(Saved entries)
========================================

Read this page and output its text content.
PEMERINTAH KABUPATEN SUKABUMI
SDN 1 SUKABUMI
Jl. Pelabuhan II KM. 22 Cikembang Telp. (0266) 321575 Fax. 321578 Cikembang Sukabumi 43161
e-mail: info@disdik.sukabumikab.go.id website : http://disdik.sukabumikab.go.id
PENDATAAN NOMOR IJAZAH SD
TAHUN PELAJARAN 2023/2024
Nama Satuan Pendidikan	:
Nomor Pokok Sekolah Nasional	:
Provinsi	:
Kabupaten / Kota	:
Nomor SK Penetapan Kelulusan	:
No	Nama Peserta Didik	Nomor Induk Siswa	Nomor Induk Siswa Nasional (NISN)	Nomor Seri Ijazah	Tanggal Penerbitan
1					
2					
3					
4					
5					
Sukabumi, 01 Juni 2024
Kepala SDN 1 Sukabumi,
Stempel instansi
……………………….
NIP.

========================================

Short task.
Return all of the data word for word.

Task response.
Read this page and output its text content.
PEMERINTAH KABUPATEN SUKABUMI
SDN 1 SUKABUMI
Jl. Pelabuhan II KM. 22 Cikembang Telp. (0266) 321575 Fax. 321578 Cikembang Sukabumi 43161
e-mail: info@disdik.sukabumikab.go.id website : http://disdik.sukabumikab.go.id
PENDATAAN NOMOR IJAZAH SD
TAHUN PELAJARAN 2023/2024
Nama Satuan Pendidikan	:
Nomor Pokok Sekolah Nasional	:
Provinsi	:
Kabupaten / Kota	:
Nomor SK Penetapan Kelulusan	:
No	Nama Peserta Didik	Nomor Induk Siswa	Nomor Induk Siswa Nasional (NISN)	Nomor Seri Ijazah	Tanggal Penerbitan
1					
2					
3					
4					
5					
Sukabumi, 01 Juni 2024
Kepala SDN 1 Sukabumi,
Stempel instansi
……………………….
NIP.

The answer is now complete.